*** Supplied entries ***

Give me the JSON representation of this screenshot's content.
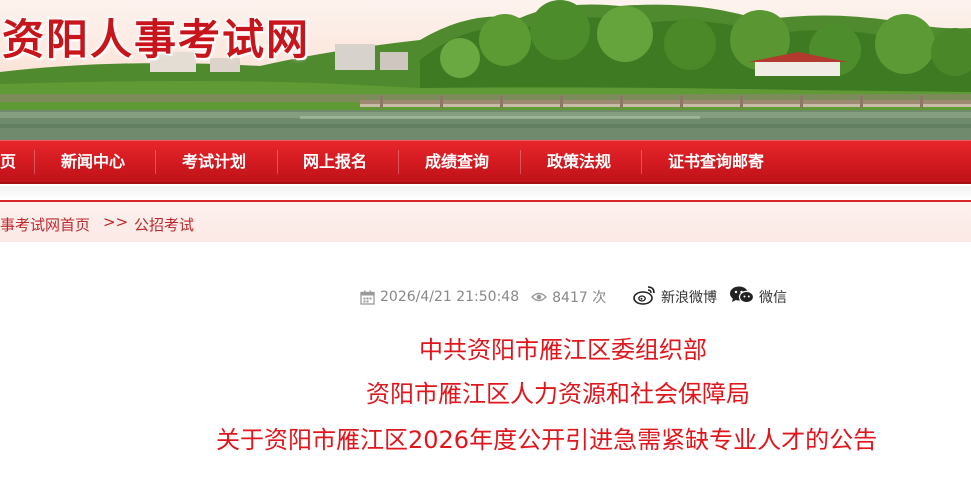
{
  "site": {
    "title": "资阳人事考试网"
  },
  "nav": {
    "items": [
      {
        "label": "页"
      },
      {
        "label": "新闻中心"
      },
      {
        "label": "考试计划"
      },
      {
        "label": "网上报名"
      },
      {
        "label": "成绩查询"
      },
      {
        "label": "政策法规"
      },
      {
        "label": "证书查询邮寄"
      }
    ]
  },
  "breadcrumb": {
    "home": "事考试网首页",
    "separator": ">>",
    "current": "公招考试"
  },
  "article": {
    "date": "2026/4/21 21:50:48",
    "views": "8417 次",
    "share_weibo": "新浪微博",
    "share_wechat": "微信",
    "title_lines": [
      "中共资阳市雁江区委组织部",
      "资阳市雁江区人力资源和社会保障局",
      "关于资阳市雁江区2026年度公开引进急需紧缺专业人才的公告"
    ]
  },
  "colors": {
    "brand_red": "#d11a20",
    "title_red": "#e0161d",
    "meta_gray": "#888888"
  },
  "icons": [
    "calendar-icon",
    "eye-icon",
    "weibo-icon",
    "wechat-icon"
  ]
}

***

### What is required
The material above holds pictures; copy everything else in it exactly.

### Output below
Give me the JSON representation of this screenshot's content.
{
  "site": {
    "title": "资阳人事考试网"
  },
  "nav": {
    "items": [
      {
        "label": "页"
      },
      {
        "label": "新闻中心"
      },
      {
        "label": "考试计划"
      },
      {
        "label": "网上报名"
      },
      {
        "label": "成绩查询"
      },
      {
        "label": "政策法规"
      },
      {
        "label": "证书查询邮寄"
      }
    ]
  },
  "breadcrumb": {
    "home": "事考试网首页",
    "separator": ">>",
    "current": "公招考试"
  },
  "article": {
    "date": "2026/4/21 21:50:48",
    "views": "8417 次",
    "share_weibo": "新浪微博",
    "share_wechat": "微信",
    "title_lines": [
      "中共资阳市雁江区委组织部",
      "资阳市雁江区人力资源和社会保障局",
      "关于资阳市雁江区2026年度公开引进急需紧缺专业人才的公告"
    ]
  },
  "colors": {
    "brand_red": "#d11a20",
    "title_red": "#e0161d",
    "meta_gray": "#888888"
  },
  "icons": [
    "calendar-icon",
    "eye-icon",
    "weibo-icon",
    "wechat-icon"
  ]
}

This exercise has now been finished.